Set the following entries down again exactly, line by line.

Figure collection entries
::::::::::

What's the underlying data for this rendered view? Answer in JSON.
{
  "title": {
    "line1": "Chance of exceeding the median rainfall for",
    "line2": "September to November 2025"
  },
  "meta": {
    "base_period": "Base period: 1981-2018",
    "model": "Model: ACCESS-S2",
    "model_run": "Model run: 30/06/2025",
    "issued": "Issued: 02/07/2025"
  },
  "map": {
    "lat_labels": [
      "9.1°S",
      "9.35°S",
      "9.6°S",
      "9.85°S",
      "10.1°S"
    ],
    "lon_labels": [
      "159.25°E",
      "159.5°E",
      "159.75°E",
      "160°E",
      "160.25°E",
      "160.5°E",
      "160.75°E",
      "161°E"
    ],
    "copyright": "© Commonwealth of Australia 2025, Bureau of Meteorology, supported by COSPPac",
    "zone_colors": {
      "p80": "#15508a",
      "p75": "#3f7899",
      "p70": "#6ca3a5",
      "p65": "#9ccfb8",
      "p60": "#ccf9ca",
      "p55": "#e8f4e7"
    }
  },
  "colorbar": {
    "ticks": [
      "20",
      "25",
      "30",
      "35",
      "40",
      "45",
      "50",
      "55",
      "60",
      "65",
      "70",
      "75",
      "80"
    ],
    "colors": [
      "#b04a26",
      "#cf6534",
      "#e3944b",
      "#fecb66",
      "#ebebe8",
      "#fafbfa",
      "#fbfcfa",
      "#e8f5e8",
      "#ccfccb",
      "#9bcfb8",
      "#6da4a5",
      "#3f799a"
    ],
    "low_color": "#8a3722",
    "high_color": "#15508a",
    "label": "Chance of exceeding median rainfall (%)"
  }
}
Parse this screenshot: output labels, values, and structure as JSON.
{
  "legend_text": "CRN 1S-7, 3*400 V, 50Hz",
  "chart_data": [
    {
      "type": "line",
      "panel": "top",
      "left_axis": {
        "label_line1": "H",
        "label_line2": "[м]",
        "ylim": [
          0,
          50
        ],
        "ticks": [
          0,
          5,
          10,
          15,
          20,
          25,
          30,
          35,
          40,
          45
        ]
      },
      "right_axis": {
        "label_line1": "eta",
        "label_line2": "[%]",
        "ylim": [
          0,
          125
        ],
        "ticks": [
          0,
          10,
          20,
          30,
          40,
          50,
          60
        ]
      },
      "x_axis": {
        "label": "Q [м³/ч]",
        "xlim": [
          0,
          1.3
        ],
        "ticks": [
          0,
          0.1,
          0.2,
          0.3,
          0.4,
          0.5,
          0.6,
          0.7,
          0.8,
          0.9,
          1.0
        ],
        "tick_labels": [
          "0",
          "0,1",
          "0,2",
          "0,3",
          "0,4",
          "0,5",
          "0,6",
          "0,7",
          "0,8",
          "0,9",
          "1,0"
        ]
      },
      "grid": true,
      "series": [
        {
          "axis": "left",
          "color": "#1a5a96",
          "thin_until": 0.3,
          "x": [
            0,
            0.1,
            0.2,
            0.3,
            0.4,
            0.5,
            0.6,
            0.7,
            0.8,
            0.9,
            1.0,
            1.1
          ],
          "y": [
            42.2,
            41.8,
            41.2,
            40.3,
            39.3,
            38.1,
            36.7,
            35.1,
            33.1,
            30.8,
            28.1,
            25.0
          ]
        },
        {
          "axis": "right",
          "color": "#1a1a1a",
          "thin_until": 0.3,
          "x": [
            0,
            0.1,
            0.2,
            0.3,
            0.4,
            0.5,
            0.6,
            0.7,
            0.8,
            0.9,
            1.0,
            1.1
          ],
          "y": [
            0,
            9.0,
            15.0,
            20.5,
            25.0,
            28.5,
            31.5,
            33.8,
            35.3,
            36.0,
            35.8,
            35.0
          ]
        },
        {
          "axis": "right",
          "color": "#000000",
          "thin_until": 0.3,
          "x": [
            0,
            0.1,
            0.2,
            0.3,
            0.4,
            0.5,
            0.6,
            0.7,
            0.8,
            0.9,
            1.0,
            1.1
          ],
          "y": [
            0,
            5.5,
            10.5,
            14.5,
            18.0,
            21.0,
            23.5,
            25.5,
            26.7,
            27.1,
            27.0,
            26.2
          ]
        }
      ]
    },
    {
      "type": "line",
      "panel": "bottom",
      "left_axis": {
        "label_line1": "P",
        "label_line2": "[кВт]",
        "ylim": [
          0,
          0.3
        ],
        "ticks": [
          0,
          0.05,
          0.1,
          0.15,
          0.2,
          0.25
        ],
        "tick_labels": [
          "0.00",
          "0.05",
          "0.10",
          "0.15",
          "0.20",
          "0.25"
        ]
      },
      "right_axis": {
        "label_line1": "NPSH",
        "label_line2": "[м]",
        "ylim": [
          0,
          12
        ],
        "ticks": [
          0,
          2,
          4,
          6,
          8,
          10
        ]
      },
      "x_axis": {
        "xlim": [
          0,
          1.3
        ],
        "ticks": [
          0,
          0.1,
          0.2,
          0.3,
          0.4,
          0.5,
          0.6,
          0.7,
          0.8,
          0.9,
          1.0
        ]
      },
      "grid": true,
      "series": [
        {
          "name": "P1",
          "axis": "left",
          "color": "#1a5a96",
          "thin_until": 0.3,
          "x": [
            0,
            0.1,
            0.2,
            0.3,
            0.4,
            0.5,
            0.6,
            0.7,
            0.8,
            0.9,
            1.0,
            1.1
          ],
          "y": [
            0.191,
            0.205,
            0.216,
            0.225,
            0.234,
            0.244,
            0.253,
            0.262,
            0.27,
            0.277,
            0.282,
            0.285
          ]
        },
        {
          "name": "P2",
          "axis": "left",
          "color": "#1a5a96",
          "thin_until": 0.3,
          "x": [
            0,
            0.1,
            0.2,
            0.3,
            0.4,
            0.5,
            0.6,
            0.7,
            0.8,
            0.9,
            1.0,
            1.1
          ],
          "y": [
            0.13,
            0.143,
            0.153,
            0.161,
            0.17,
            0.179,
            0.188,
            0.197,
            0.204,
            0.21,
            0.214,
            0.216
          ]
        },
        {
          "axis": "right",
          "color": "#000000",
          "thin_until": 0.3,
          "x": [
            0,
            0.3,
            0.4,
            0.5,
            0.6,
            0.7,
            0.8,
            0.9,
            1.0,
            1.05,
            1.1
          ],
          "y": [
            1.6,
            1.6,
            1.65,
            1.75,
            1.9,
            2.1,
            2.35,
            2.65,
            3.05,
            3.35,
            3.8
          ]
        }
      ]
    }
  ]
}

::::::::::

*SOLUTION TO THE PROBLEM*:
What's the underlying data for this rendered view? Answer in JSON.
{
  "title": {
    "line1": "Chance of exceeding the median rainfall for",
    "line2": "September to November 2025"
  },
  "meta": {
    "base_period": "Base period: 1981-2018",
    "model": "Model: ACCESS-S2",
    "model_run": "Model run: 30/06/2025",
    "issued": "Issued: 02/07/2025"
  },
  "map": {
    "lat_labels": [
      "9.1°S",
      "9.35°S",
      "9.6°S",
      "9.85°S",
      "10.1°S"
    ],
    "lon_labels": [
      "159.25°E",
      "159.5°E",
      "159.75°E",
      "160°E",
      "160.25°E",
      "160.5°E",
      "160.75°E",
      "161°E"
    ],
    "copyright": "© Commonwealth of Australia 2025, Bureau of Meteorology, supported by COSPPac",
    "zone_colors": {
      "p80": "#15508a",
      "p75": "#3f7899",
      "p70": "#6ca3a5",
      "p65": "#9ccfb8",
      "p60": "#ccf9ca",
      "p55": "#e8f4e7"
    }
  },
  "colorbar": {
    "ticks": [
      "20",
      "25",
      "30",
      "35",
      "40",
      "45",
      "50",
      "55",
      "60",
      "65",
      "70",
      "75",
      "80"
    ],
    "colors": [
      "#b04a26",
      "#cf6534",
      "#e3944b",
      "#fecb66",
      "#ebebe8",
      "#fafbfa",
      "#fbfcfa",
      "#e8f5e8",
      "#ccfccb",
      "#9bcfb8",
      "#6da4a5",
      "#3f799a"
    ],
    "low_color": "#8a3722",
    "high_color": "#15508a",
    "label": "Chance of exceeding median rainfall (%)"
  }
}
Parse this screenshot: output labels, values, and structure as JSON.
{
  "legend_text": "CRN 1S-7, 3*400 V, 50Hz",
  "chart_data": [
    {
      "type": "line",
      "panel": "top",
      "left_axis": {
        "label_line1": "H",
        "label_line2": "[м]",
        "ylim": [
          0,
          50
        ],
        "ticks": [
          0,
          5,
          10,
          15,
          20,
          25,
          30,
          35,
          40,
          45
        ]
      },
      "right_axis": {
        "label_line1": "eta",
        "label_line2": "[%]",
        "ylim": [
          0,
          125
        ],
        "ticks": [
          0,
          10,
          20,
          30,
          40,
          50,
          60
        ]
      },
      "x_axis": {
        "label": "Q [м³/ч]",
        "xlim": [
          0,
          1.3
        ],
        "ticks": [
          0,
          0.1,
          0.2,
          0.3,
          0.4,
          0.5,
          0.6,
          0.7,
          0.8,
          0.9,
          1.0
        ],
        "tick_labels": [
          "0",
          "0,1",
          "0,2",
          "0,3",
          "0,4",
          "0,5",
          "0,6",
          "0,7",
          "0,8",
          "0,9",
          "1,0"
        ]
      },
      "grid": true,
      "series": [
        {
          "axis": "left",
          "color": "#1a5a96",
          "thin_until": 0.3,
          "x": [
            0,
            0.1,
            0.2,
            0.3,
            0.4,
            0.5,
            0.6,
            0.7,
            0.8,
            0.9,
            1.0,
            1.1
          ],
          "y": [
            42.2,
            41.8,
            41.2,
            40.3,
            39.3,
            38.1,
            36.7,
            35.1,
            33.1,
            30.8,
            28.1,
            25.0
          ]
        },
        {
          "axis": "right",
          "color": "#1a1a1a",
          "thin_until": 0.3,
          "x": [
            0,
            0.1,
            0.2,
            0.3,
            0.4,
            0.5,
            0.6,
            0.7,
            0.8,
            0.9,
            1.0,
            1.1
          ],
          "y": [
            0,
            9.0,
            15.0,
            20.5,
            25.0,
            28.5,
            31.5,
            33.8,
            35.3,
            36.0,
            35.8,
            35.0
          ]
        },
        {
          "axis": "right",
          "color": "#000000",
          "thin_until": 0.3,
          "x": [
            0,
            0.1,
            0.2,
            0.3,
            0.4,
            0.5,
            0.6,
            0.7,
            0.8,
            0.9,
            1.0,
            1.1
          ],
          "y": [
            0,
            5.5,
            10.5,
            14.5,
            18.0,
            21.0,
            23.5,
            25.5,
            26.7,
            27.1,
            27.0,
            26.2
          ]
        }
      ]
    },
    {
      "type": "line",
      "panel": "bottom",
      "left_axis": {
        "label_line1": "P",
        "label_line2": "[кВт]",
        "ylim": [
          0,
          0.3
        ],
        "ticks": [
          0,
          0.05,
          0.1,
          0.15,
          0.2,
          0.25
        ],
        "tick_labels": [
          "0.00",
          "0.05",
          "0.10",
          "0.15",
          "0.20",
          "0.25"
        ]
      },
      "right_axis": {
        "label_line1": "NPSH",
        "label_line2": "[м]",
        "ylim": [
          0,
          12
        ],
        "ticks": [
          0,
          2,
          4,
          6,
          8,
          10
        ]
      },
      "x_axis": {
        "xlim": [
          0,
          1.3
        ],
        "ticks": [
          0,
          0.1,
          0.2,
          0.3,
          0.4,
          0.5,
          0.6,
          0.7,
          0.8,
          0.9,
          1.0
        ]
      },
      "grid": true,
      "series": [
        {
          "name": "P1",
          "axis": "left",
          "color": "#1a5a96",
          "thin_until": 0.3,
          "x": [
            0,
            0.1,
            0.2,
            0.3,
            0.4,
            0.5,
            0.6,
            0.7,
            0.8,
            0.9,
            1.0,
            1.1
          ],
          "y": [
            0.191,
            0.205,
            0.216,
            0.225,
            0.234,
            0.244,
            0.253,
            0.262,
            0.27,
            0.277,
            0.282,
            0.285
          ]
        },
        {
          "name": "P2",
          "axis": "left",
          "color": "#1a5a96",
          "thin_until": 0.3,
          "x": [
            0,
            0.1,
            0.2,
            0.3,
            0.4,
            0.5,
            0.6,
            0.7,
            0.8,
            0.9,
            1.0,
            1.1
          ],
          "y": [
            0.13,
            0.143,
            0.153,
            0.161,
            0.17,
            0.179,
            0.188,
            0.197,
            0.204,
            0.21,
            0.214,
            0.216
          ]
        },
        {
          "axis": "right",
          "color": "#000000",
          "thin_until": 0.3,
          "x": [
            0,
            0.3,
            0.4,
            0.5,
            0.6,
            0.7,
            0.8,
            0.9,
            1.0,
            1.05,
            1.1
          ],
          "y": [
            1.6,
            1.6,
            1.65,
            1.75,
            1.9,
            2.1,
            2.35,
            2.65,
            3.05,
            3.35,
            3.8
          ]
        }
      ]
    }
  ]
}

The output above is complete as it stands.